### What to do
Please reproduce the records below unchanged, starting with the line that contains "383, 667, 405]" and going on through the line that contains "526, 630, 546]". Include both of those lines and nothing else.

□ □ □ □

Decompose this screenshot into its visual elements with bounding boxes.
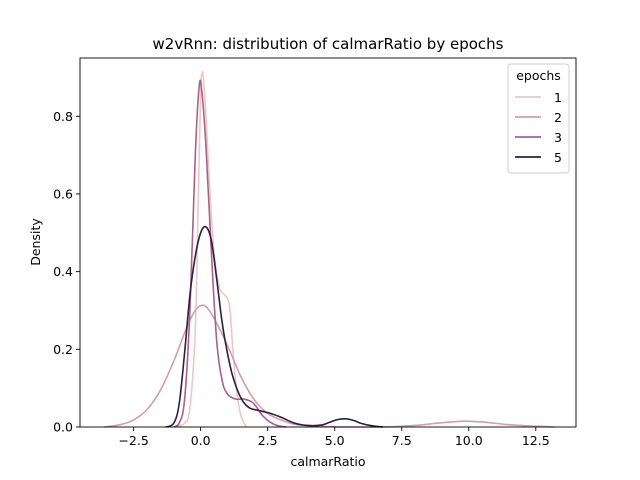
series-line-2 bbox=[104, 304, 555, 428]
legend: epochs 1 2 3 5 bbox=[507, 63, 570, 174]
y-tick-label: 0.4 bbox=[53, 264, 73, 279]
legend-label-1: 1 bbox=[554, 90, 562, 105]
x-tick-label: 0.0 bbox=[191, 433, 211, 448]
y-tick-label: 0.0 bbox=[53, 420, 73, 435]
x-tick-label: −2.5 bbox=[118, 433, 148, 448]
y-axis-label: Density bbox=[28, 218, 43, 266]
legend-box bbox=[507, 63, 570, 174]
y-tick-label: 0.8 bbox=[53, 109, 73, 124]
plot-frame bbox=[79, 57, 577, 428]
x-tick-label: 10.0 bbox=[455, 433, 483, 448]
series-line-1 bbox=[173, 70, 247, 428]
x-tick-label: 7.5 bbox=[392, 433, 412, 448]
legend-title: epochs bbox=[516, 68, 561, 83]
plot-area bbox=[104, 70, 555, 428]
x-tick-label: 2.5 bbox=[258, 433, 278, 448]
series-line-5 bbox=[165, 225, 384, 428]
y-tick-label: 0.2 bbox=[53, 342, 73, 357]
y-tick-label: 0.6 bbox=[53, 186, 73, 201]
x-axis-label: calmarRatio bbox=[290, 454, 365, 469]
series-line-3 bbox=[173, 79, 287, 428]
x-axis: −2.5 0.0 2.5 5.0 7.5 10.0 12.5 bbox=[118, 427, 550, 448]
x-tick-label: 12.5 bbox=[522, 433, 550, 448]
chart-title: w2vRnn: distribution of calmarRatio by e… bbox=[153, 35, 504, 53]
legend-label-3: 3 bbox=[554, 130, 562, 145]
x-tick-label: 5.0 bbox=[325, 433, 345, 448]
y-axis: 0.0 0.2 0.4 0.6 0.8 bbox=[53, 109, 80, 435]
legend-label-2: 2 bbox=[554, 110, 562, 125]
legend-label-5: 5 bbox=[554, 150, 562, 165]
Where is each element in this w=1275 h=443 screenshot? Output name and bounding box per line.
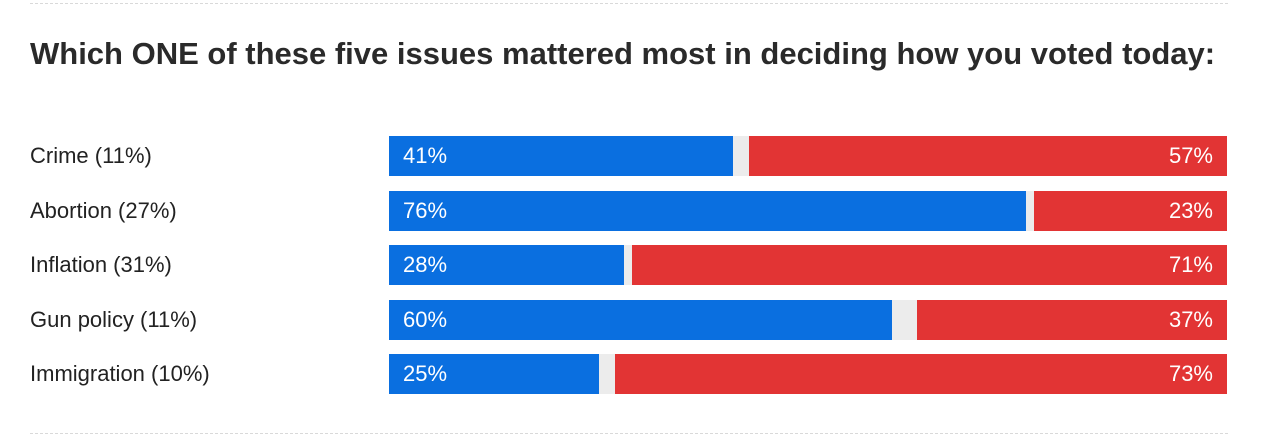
bottom-divider	[30, 433, 1228, 434]
bar-right-value-label: 23%	[1168, 197, 1213, 223]
bar-left-share	[389, 299, 892, 340]
bar-left-share	[389, 136, 733, 176]
top-divider	[30, 3, 1228, 4]
bar-left-value-label: 25%	[403, 361, 448, 386]
bar-right-share	[632, 245, 1227, 285]
bar-left-value-label: 60%	[403, 306, 448, 332]
bar-right-value-label: 71%	[1168, 252, 1213, 277]
bar-left-value-label: 76%	[403, 197, 448, 223]
category-label: Inflation (31%)	[30, 252, 172, 277]
bar-left-value-label: 28%	[403, 252, 448, 277]
bar-left-value-label: 41%	[403, 143, 448, 168]
category-label: Abortion (27%)	[30, 197, 177, 223]
category-label: Crime (11%)	[30, 143, 152, 168]
category-label: Gun policy (11%)	[30, 306, 198, 332]
bar-left-share	[389, 190, 1026, 231]
category-label: Immigration (10%)	[30, 361, 210, 386]
bar-right-share	[615, 354, 1227, 394]
bar-right-value-label: 73%	[1168, 361, 1213, 386]
bar-left-share	[389, 354, 599, 394]
bar-right-share	[916, 299, 1227, 340]
bar-right-value-label: 37%	[1168, 306, 1213, 332]
bar-left-share	[389, 245, 624, 285]
bar-right-value-label: 57%	[1168, 143, 1213, 168]
bar-right-share	[749, 136, 1227, 176]
chart-title: Which ONE of these five issues mattered …	[30, 36, 1216, 71]
bar-right-share	[1034, 190, 1227, 231]
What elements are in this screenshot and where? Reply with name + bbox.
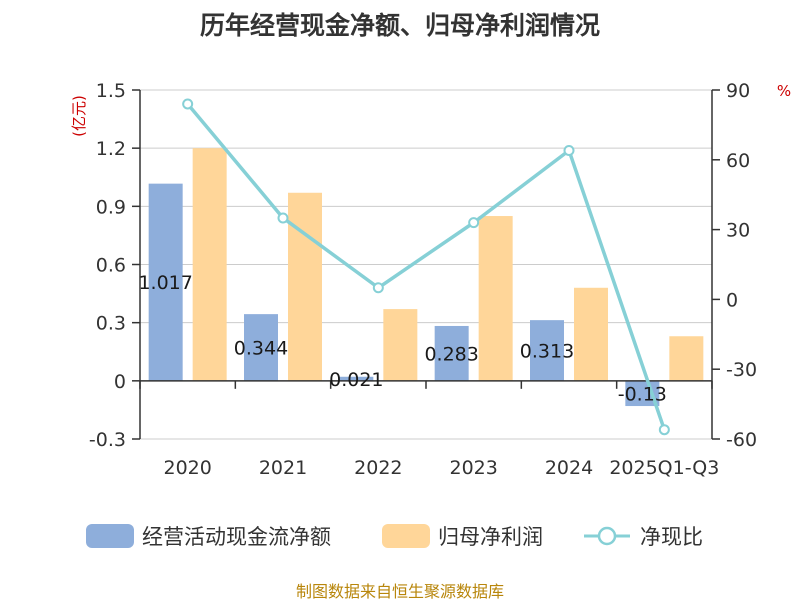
cash-flow-data-label: -0.13	[618, 383, 667, 405]
bar-cash-flow	[339, 376, 374, 381]
legend-item-ratio[interactable]: 净现比	[582, 516, 703, 556]
legend-item-net-profit[interactable]: 归母净利润	[382, 516, 543, 556]
cash-flow-data-label: 1.017	[138, 272, 192, 294]
cash-flow-data-label: 0.021	[329, 369, 383, 391]
bar-net-profit	[383, 309, 418, 381]
chart-title: 历年经营现金净额、归母净利润情况	[199, 11, 600, 40]
right-tick-label: 30	[726, 220, 750, 242]
ratio-line-series	[182, 98, 670, 436]
legend-label-ratio: 净现比	[640, 525, 703, 549]
ratio-point	[277, 212, 289, 224]
ratio-point	[372, 282, 384, 294]
left-tick-label: 1.2	[96, 138, 126, 160]
category-label: 2022	[354, 457, 402, 479]
category-label: 2023	[449, 457, 497, 479]
right-tick-label: 0	[726, 289, 738, 311]
left-tick-label: 1.5	[96, 80, 126, 102]
right-tick-label: -30	[726, 359, 757, 381]
left-axis-unit: (亿元)	[70, 95, 88, 137]
left-axis-ticks: 1.5 1.2 0.9 0.6 0.3 0 -0.3	[89, 80, 140, 451]
legend: 经营活动现金流净额 归母净利润 净现比	[0, 516, 800, 556]
bar-net-profit	[192, 148, 227, 381]
left-tick-label: 0.3	[96, 313, 126, 335]
bar-cash-flow	[530, 320, 564, 381]
ratio-point	[658, 424, 670, 436]
bar-net-profit	[669, 336, 704, 381]
bar-cash-flow	[244, 314, 278, 381]
ratio-line	[186, 102, 666, 431]
ratio-point	[468, 217, 480, 229]
left-tick-label: 0.6	[96, 255, 126, 277]
cash-flow-data-label: 0.313	[520, 340, 574, 362]
right-axis-ticks: 90 60 30 0 -30 -60	[712, 80, 757, 451]
left-tick-label: 0	[114, 371, 126, 393]
cash-flow-data-label: 0.344	[234, 337, 288, 359]
legend-swatch-cash-flow	[86, 524, 134, 548]
legend-swatch-ratio	[584, 526, 630, 546]
ratio-point	[182, 98, 194, 110]
bar-cash-flow	[148, 183, 183, 381]
right-tick-label: -60	[726, 429, 757, 451]
cash-flow-data-labels: 1.017 0.344 0.021 0.283 0.313 -0.13	[138, 272, 666, 405]
legend-label-cash-flow: 经营活动现金流净额	[142, 525, 331, 549]
bar-cash-flow	[434, 325, 469, 381]
category-label: 2024	[545, 457, 593, 479]
axis-lines	[139, 90, 713, 439]
left-tick-label: 0.9	[96, 196, 126, 218]
bar-net-profit	[288, 192, 322, 381]
ratio-point	[563, 144, 575, 156]
left-tick-label: -0.3	[89, 429, 126, 451]
legend-swatch-net-profit	[382, 524, 430, 548]
right-tick-label: 90	[726, 80, 750, 102]
source-footer: 制图数据来自恒生聚源数据库	[295, 582, 504, 601]
legend-label-net-profit: 归母净利润	[438, 525, 543, 549]
category-labels: 2020 2021 2022 2023 2024 2025Q1-Q3	[163, 457, 719, 479]
right-axis-unit: %	[777, 82, 791, 100]
cash-flow-data-label: 0.283	[424, 343, 478, 365]
bars-net-profit	[192, 148, 704, 381]
category-label: 2021	[259, 457, 307, 479]
category-label: 2025Q1-Q3	[609, 457, 719, 479]
right-tick-label: 60	[726, 150, 750, 172]
bar-net-profit	[574, 287, 608, 381]
legend-item-cash-flow[interactable]: 经营活动现金流净额	[86, 516, 331, 556]
bar-net-profit	[478, 216, 513, 381]
category-label: 2020	[163, 457, 211, 479]
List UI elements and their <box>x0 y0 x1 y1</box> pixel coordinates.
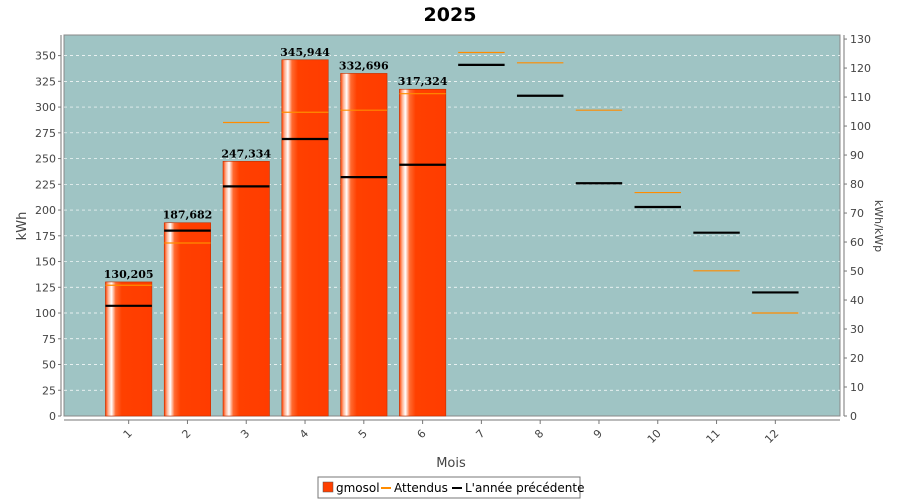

□ □ □ □

### Expected answer
cash-flow-data-label: -0.13	[618, 383, 667, 405]
bar-cash-flow	[339, 376, 374, 381]
legend-item-ratio[interactable]: 净现比	[582, 516, 703, 556]
legend-item-net-profit[interactable]: 归母净利润	[382, 516, 543, 556]
cash-flow-data-label: 1.017	[138, 272, 192, 294]
cash-flow-data-label: 0.021	[329, 369, 383, 391]
bar-net-profit	[383, 309, 418, 381]
chart-title: 历年经营现金净额、归母净利润情况	[199, 11, 600, 40]
right-tick-label: 30	[726, 220, 750, 242]
ratio-line-series	[182, 98, 670, 436]
legend-label-ratio: 净现比	[640, 525, 703, 549]
ratio-point	[277, 212, 289, 224]
ratio-point	[372, 282, 384, 294]
left-tick-label: 1.2	[96, 138, 126, 160]
category-label: 2022	[354, 457, 402, 479]
category-label: 2023	[449, 457, 497, 479]
right-tick-label: 0	[726, 289, 738, 311]
left-tick-label: 1.5	[96, 80, 126, 102]
right-tick-label: -30	[726, 359, 757, 381]
left-axis-unit: (亿元)	[70, 95, 88, 137]
left-axis-ticks: 1.5 1.2 0.9 0.6 0.3 0 -0.3	[89, 80, 140, 451]
legend: 经营活动现金流净额 归母净利润 净现比	[0, 516, 800, 556]
bar-net-profit	[192, 148, 227, 381]
left-tick-label: 0.3	[96, 313, 126, 335]
bar-cash-flow	[530, 320, 564, 381]
ratio-point	[658, 424, 670, 436]
bar-net-profit	[669, 336, 704, 381]
bar-cash-flow	[244, 314, 278, 381]
ratio-line	[186, 102, 666, 431]
ratio-point	[468, 217, 480, 229]
left-tick-label: 0.6	[96, 255, 126, 277]
cash-flow-data-label: 0.313	[520, 340, 574, 362]
right-axis-ticks: 90 60 30 0 -30 -60	[712, 80, 757, 451]
left-tick-label: 0	[114, 371, 126, 393]
cash-flow-data-label: 0.344	[234, 337, 288, 359]
legend-swatch-cash-flow	[86, 524, 134, 548]
legend-swatch-ratio	[584, 526, 630, 546]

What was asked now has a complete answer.